Restate the complete material exactly.
** Start Extracted information **
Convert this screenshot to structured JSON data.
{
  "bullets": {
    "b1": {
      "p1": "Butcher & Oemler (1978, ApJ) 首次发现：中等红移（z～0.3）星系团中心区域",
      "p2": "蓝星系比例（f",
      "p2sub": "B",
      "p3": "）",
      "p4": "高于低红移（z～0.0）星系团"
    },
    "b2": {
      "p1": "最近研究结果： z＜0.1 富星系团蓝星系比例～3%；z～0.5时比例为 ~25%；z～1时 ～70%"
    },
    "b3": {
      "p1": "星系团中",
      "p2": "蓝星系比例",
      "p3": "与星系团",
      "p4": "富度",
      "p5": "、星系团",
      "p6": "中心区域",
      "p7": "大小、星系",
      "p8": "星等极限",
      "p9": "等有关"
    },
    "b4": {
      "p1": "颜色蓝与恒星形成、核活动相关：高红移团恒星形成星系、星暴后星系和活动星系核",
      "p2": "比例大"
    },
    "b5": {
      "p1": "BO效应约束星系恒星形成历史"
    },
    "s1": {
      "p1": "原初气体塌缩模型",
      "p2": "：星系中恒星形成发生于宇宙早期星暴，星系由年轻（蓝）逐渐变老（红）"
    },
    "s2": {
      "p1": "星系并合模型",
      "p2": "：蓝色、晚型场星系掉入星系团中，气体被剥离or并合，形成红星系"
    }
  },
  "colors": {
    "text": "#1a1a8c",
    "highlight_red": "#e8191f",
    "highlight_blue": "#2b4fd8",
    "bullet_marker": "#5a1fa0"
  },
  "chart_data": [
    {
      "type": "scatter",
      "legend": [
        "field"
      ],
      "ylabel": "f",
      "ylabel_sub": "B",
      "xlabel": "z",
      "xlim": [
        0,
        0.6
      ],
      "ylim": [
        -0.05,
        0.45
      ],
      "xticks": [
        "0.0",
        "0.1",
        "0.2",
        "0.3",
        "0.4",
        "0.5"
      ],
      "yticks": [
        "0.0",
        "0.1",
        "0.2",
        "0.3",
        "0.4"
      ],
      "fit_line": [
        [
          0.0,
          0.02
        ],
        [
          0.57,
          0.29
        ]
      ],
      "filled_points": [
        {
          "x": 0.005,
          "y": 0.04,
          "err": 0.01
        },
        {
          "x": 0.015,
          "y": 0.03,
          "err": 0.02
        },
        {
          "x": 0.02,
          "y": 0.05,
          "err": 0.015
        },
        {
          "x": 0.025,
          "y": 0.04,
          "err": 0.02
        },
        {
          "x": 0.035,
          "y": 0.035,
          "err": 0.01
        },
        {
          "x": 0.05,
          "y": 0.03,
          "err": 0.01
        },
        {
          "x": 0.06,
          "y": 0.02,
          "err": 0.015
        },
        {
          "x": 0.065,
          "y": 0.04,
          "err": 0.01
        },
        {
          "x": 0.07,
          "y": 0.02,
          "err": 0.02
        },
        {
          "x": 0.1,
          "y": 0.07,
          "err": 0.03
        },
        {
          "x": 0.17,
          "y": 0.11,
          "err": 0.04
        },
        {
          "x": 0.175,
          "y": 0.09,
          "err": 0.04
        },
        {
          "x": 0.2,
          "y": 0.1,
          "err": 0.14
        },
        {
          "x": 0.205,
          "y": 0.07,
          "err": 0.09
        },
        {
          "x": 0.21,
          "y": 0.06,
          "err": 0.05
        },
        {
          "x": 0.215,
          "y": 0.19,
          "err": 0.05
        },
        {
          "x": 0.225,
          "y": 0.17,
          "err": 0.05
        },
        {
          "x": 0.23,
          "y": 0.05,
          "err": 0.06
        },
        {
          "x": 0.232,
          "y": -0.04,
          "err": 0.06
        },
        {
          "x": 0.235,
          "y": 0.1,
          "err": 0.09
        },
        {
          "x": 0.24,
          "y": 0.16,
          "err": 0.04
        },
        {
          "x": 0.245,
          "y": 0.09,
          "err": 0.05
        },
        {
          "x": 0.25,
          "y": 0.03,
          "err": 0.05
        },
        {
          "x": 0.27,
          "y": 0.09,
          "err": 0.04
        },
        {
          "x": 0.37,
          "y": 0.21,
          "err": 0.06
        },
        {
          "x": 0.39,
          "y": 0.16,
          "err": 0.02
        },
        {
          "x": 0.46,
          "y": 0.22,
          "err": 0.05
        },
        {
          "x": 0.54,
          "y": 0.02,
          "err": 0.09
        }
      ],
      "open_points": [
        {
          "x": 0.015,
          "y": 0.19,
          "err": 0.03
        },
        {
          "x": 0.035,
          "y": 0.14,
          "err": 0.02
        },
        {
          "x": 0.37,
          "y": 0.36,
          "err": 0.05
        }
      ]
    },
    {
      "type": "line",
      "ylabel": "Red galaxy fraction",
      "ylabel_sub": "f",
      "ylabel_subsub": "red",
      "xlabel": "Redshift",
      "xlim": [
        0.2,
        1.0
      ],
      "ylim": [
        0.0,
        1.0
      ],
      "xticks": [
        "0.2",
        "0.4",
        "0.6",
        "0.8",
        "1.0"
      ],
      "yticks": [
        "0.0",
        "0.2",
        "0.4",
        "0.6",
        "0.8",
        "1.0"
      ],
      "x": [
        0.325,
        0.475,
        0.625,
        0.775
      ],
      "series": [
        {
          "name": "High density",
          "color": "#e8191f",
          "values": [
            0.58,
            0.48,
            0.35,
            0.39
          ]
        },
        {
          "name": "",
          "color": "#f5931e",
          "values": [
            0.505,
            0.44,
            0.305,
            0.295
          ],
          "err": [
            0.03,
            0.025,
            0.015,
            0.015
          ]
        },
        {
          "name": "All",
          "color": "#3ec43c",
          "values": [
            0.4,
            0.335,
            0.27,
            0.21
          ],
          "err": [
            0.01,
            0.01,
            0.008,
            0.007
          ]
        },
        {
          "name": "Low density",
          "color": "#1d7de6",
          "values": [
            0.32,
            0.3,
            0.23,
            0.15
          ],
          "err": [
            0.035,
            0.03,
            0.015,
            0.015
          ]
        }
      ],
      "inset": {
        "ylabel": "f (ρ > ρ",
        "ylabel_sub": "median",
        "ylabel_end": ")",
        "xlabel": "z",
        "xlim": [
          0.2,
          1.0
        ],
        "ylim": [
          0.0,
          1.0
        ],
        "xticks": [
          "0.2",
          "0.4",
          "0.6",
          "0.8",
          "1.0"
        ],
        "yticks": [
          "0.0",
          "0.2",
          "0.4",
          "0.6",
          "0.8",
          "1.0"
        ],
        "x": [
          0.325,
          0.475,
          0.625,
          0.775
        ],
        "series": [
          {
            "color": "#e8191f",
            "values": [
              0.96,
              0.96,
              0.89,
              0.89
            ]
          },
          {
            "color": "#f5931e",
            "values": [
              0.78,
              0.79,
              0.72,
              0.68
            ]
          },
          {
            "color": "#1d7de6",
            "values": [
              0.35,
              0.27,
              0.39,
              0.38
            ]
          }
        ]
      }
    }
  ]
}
** End Extracted information **
[Expected answer]
Convert this screenshot to structured JSON data.
{
  "bullets": {
    "b1": {
      "p1": "Butcher & Oemler (1978, ApJ) 首次发现：中等红移（z～0.3）星系团中心区域",
      "p2": "蓝星系比例（f",
      "p2sub": "B",
      "p3": "）",
      "p4": "高于低红移（z～0.0）星系团"
    },
    "b2": {
      "p1": "最近研究结果： z＜0.1 富星系团蓝星系比例～3%；z～0.5时比例为 ~25%；z～1时 ～70%"
    },
    "b3": {
      "p1": "星系团中",
      "p2": "蓝星系比例",
      "p3": "与星系团",
      "p4": "富度",
      "p5": "、星系团",
      "p6": "中心区域",
      "p7": "大小、星系",
      "p8": "星等极限",
      "p9": "等有关"
    },
    "b4": {
      "p1": "颜色蓝与恒星形成、核活动相关：高红移团恒星形成星系、星暴后星系和活动星系核",
      "p2": "比例大"
    },
    "b5": {
      "p1": "BO效应约束星系恒星形成历史"
    },
    "s1": {
      "p1": "原初气体塌缩模型",
      "p2": "：星系中恒星形成发生于宇宙早期星暴，星系由年轻（蓝）逐渐变老（红）"
    },
    "s2": {
      "p1": "星系并合模型",
      "p2": "：蓝色、晚型场星系掉入星系团中，气体被剥离or并合，形成红星系"
    }
  },
  "colors": {
    "text": "#1a1a8c",
    "highlight_red": "#e8191f",
    "highlight_blue": "#2b4fd8",
    "bullet_marker": "#5a1fa0"
  },
  "chart_data": [
    {
      "type": "scatter",
      "legend": [
        "field"
      ],
      "ylabel": "f",
      "ylabel_sub": "B",
      "xlabel": "z",
      "xlim": [
        0,
        0.6
      ],
      "ylim": [
        -0.05,
        0.45
      ],
      "xticks": [
        "0.0",
        "0.1",
        "0.2",
        "0.3",
        "0.4",
        "0.5"
      ],
      "yticks": [
        "0.0",
        "0.1",
        "0.2",
        "0.3",
        "0.4"
      ],
      "fit_line": [
        [
          0.0,
          0.02
        ],
        [
          0.57,
          0.29
        ]
      ],
      "filled_points": [
        {
          "x": 0.005,
          "y": 0.04,
          "err": 0.01
        },
        {
          "x": 0.015,
          "y": 0.03,
          "err": 0.02
        },
        {
          "x": 0.02,
          "y": 0.05,
          "err": 0.015
        },
        {
          "x": 0.025,
          "y": 0.04,
          "err": 0.02
        },
        {
          "x": 0.035,
          "y": 0.035,
          "err": 0.01
        },
        {
          "x": 0.05,
          "y": 0.03,
          "err": 0.01
        },
        {
          "x": 0.06,
          "y": 0.02,
          "err": 0.015
        },
        {
          "x": 0.065,
          "y": 0.04,
          "err": 0.01
        },
        {
          "x": 0.07,
          "y": 0.02,
          "err": 0.02
        },
        {
          "x": 0.1,
          "y": 0.07,
          "err": 0.03
        },
        {
          "x": 0.17,
          "y": 0.11,
          "err": 0.04
        },
        {
          "x": 0.175,
          "y": 0.09,
          "err": 0.04
        },
        {
          "x": 0.2,
          "y": 0.1,
          "err": 0.14
        },
        {
          "x": 0.205,
          "y": 0.07,
          "err": 0.09
        },
        {
          "x": 0.21,
          "y": 0.06,
          "err": 0.05
        },
        {
          "x": 0.215,
          "y": 0.19,
          "err": 0.05
        },
        {
          "x": 0.225,
          "y": 0.17,
          "err": 0.05
        },
        {
          "x": 0.23,
          "y": 0.05,
          "err": 0.06
        },
        {
          "x": 0.232,
          "y": -0.04,
          "err": 0.06
        },
        {
          "x": 0.235,
          "y": 0.1,
          "err": 0.09
        },
        {
          "x": 0.24,
          "y": 0.16,
          "err": 0.04
        },
        {
          "x": 0.245,
          "y": 0.09,
          "err": 0.05
        },
        {
          "x": 0.25,
          "y": 0.03,
          "err": 0.05
        },
        {
          "x": 0.27,
          "y": 0.09,
          "err": 0.04
        },
        {
          "x": 0.37,
          "y": 0.21,
          "err": 0.06
        },
        {
          "x": 0.39,
          "y": 0.16,
          "err": 0.02
        },
        {
          "x": 0.46,
          "y": 0.22,
          "err": 0.05
        },
        {
          "x": 0.54,
          "y": 0.02,
          "err": 0.09
        }
      ],
      "open_points": [
        {
          "x": 0.015,
          "y": 0.19,
          "err": 0.03
        },
        {
          "x": 0.035,
          "y": 0.14,
          "err": 0.02
        },
        {
          "x": 0.37,
          "y": 0.36,
          "err": 0.05
        }
      ]
    },
    {
      "type": "line",
      "ylabel": "Red galaxy fraction",
      "ylabel_sub": "f",
      "ylabel_subsub": "red",
      "xlabel": "Redshift",
      "xlim": [
        0.2,
        1.0
      ],
      "ylim": [
        0.0,
        1.0
      ],
      "xticks": [
        "0.2",
        "0.4",
        "0.6",
        "0.8",
        "1.0"
      ],
      "yticks": [
        "0.0",
        "0.2",
        "0.4",
        "0.6",
        "0.8",
        "1.0"
      ],
      "x": [
        0.325,
        0.475,
        0.625,
        0.775
      ],
      "series": [
        {
          "name": "High density",
          "color": "#e8191f",
          "values": [
            0.58,
            0.48,
            0.35,
            0.39
          ]
        },
        {
          "name": "",
          "color": "#f5931e",
          "values": [
            0.505,
            0.44,
            0.305,
            0.295
          ],
          "err": [
            0.03,
            0.025,
            0.015,
            0.015
          ]
        },
        {
          "name": "All",
          "color": "#3ec43c",
          "values": [
            0.4,
            0.335,
            0.27,
            0.21
          ],
          "err": [
            0.01,
            0.01,
            0.008,
            0.007
          ]
        },
        {
          "name": "Low density",
          "color": "#1d7de6",
          "values": [
            0.32,
            0.3,
            0.23,
            0.15
          ],
          "err": [
            0.035,
            0.03,
            0.015,
            0.015
          ]
        }
      ],
      "inset": {
        "ylabel": "f (ρ > ρ",
        "ylabel_sub": "median",
        "ylabel_end": ")",
        "xlabel": "z",
        "xlim": [
          0.2,
          1.0
        ],
        "ylim": [
          0.0,
          1.0
        ],
        "xticks": [
          "0.2",
          "0.4",
          "0.6",
          "0.8",
          "1.0"
        ],
        "yticks": [
          "0.0",
          "0.2",
          "0.4",
          "0.6",
          "0.8",
          "1.0"
        ],
        "x": [
          0.325,
          0.475,
          0.625,
          0.775
        ],
        "series": [
          {
            "color": "#e8191f",
            "values": [
              0.96,
              0.96,
              0.89,
              0.89
            ]
          },
          {
            "color": "#f5931e",
            "values": [
              0.78,
              0.79,
              0.72,
              0.68
            ]
          },
          {
            "color": "#1d7de6",
            "values": [
              0.35,
              0.27,
              0.39,
              0.38
            ]
          }
        ]
      }
    }
  ]
}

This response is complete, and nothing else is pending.